### Given instruction
In the copy, include every entry exactly but none of the images.

*** Data section

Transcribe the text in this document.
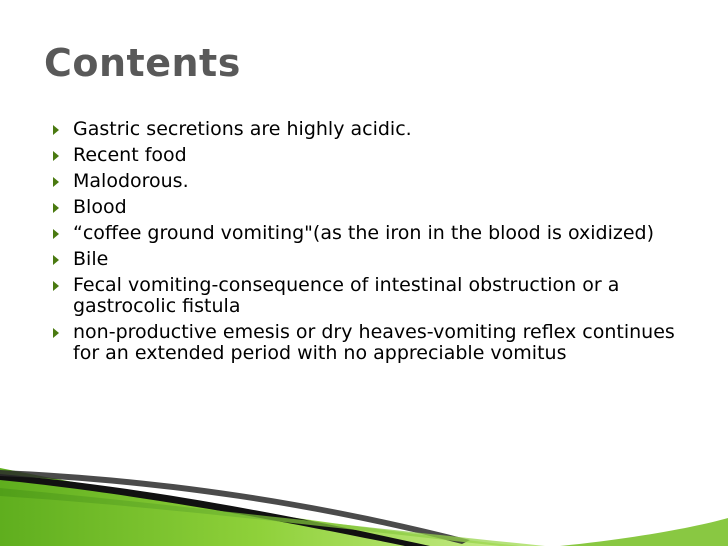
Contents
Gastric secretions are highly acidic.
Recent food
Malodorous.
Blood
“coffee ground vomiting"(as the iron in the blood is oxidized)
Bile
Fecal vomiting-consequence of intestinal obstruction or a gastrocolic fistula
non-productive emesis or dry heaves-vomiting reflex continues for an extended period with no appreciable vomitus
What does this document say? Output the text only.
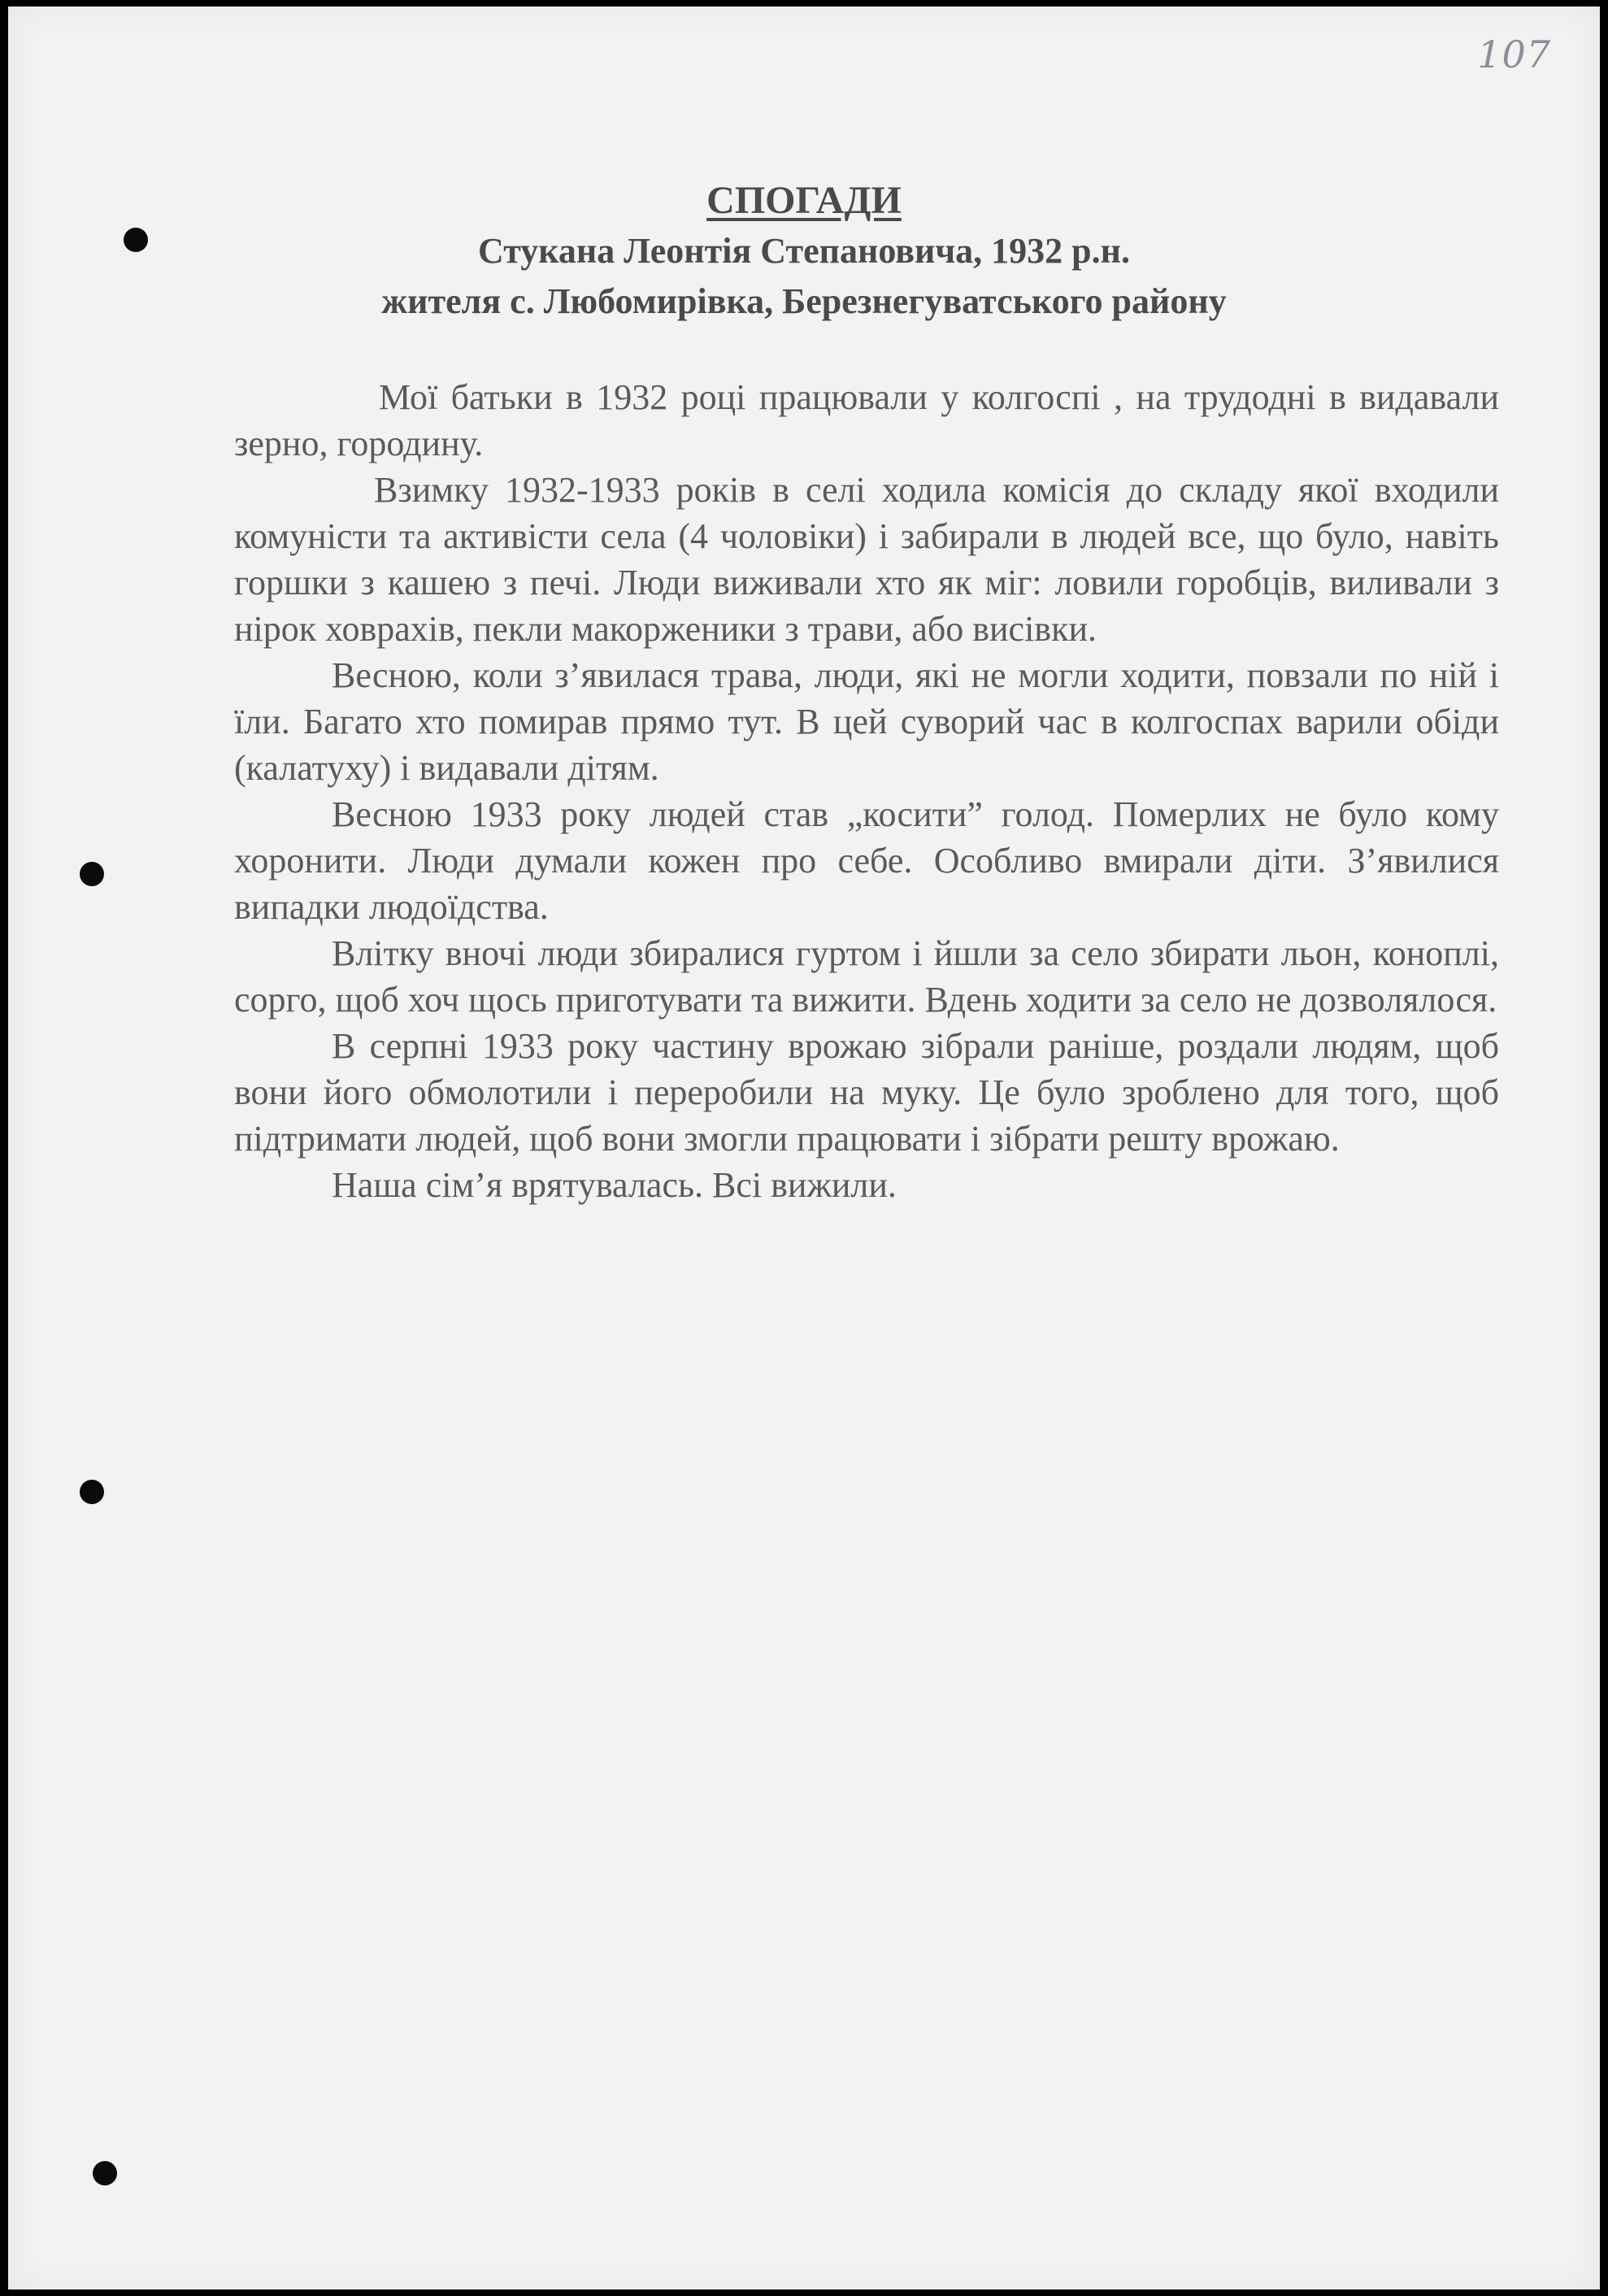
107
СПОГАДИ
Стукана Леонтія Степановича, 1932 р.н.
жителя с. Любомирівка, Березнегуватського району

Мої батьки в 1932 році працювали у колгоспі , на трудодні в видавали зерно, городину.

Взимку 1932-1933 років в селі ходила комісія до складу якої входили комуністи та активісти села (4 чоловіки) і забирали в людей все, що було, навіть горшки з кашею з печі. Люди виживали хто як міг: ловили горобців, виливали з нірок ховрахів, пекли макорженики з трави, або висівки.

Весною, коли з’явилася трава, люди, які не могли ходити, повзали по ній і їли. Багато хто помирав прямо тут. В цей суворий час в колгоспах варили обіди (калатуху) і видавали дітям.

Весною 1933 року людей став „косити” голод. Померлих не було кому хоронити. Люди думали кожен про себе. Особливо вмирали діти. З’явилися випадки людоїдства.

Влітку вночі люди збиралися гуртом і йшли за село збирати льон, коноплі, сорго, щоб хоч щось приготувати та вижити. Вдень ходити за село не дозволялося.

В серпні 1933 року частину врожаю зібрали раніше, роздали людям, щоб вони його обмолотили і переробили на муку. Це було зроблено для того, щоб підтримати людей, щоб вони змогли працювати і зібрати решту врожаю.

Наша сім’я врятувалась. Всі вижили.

******

### The solution
Transcribe the text in this document.
Contents
Gastric secretions are highly acidic.
Recent food
Malodorous.
Blood
“coffee ground vomiting"(as the iron in the blood is oxidized)
Bile
Fecal vomiting-consequence of intestinal obstruction or a gastrocolic fistula
non-productive emesis or dry heaves-vomiting reflex continues for an extended period with no appreciable vomitus
What does this document say? Output the text only.
107
СПОГАДИ
Стукана Леонтія Степановича, 1932 р.н.
жителя с. Любомирівка, Березнегуватського району

Мої батьки в 1932 році працювали у колгоспі , на трудодні в видавали зерно, городину.

Взимку 1932-1933 років в селі ходила комісія до складу якої входили комуністи та активісти села (4 чоловіки) і забирали в людей все, що було, навіть горшки з кашею з печі. Люди виживали хто як міг: ловили горобців, виливали з нірок ховрахів, пекли макорженики з трави, або висівки.

Весною, коли з’явилася трава, люди, які не могли ходити, повзали по ній і їли. Багато хто помирав прямо тут. В цей суворий час в колгоспах варили обіди (калатуху) і видавали дітям.

Весною 1933 року людей став „косити” голод. Померлих не було кому хоронити. Люди думали кожен про себе. Особливо вмирали діти. З’явилися випадки людоїдства.

Влітку вночі люди збиралися гуртом і йшли за село збирати льон, коноплі, сорго, щоб хоч щось приготувати та вижити. Вдень ходити за село не дозволялося.

В серпні 1933 року частину врожаю зібрали раніше, роздали людям, щоб вони його обмолотили і переробили на муку. Це було зроблено для того, щоб підтримати людей, щоб вони змогли працювати і зібрати решту врожаю.

Наша сім’я врятувалась. Всі вижили.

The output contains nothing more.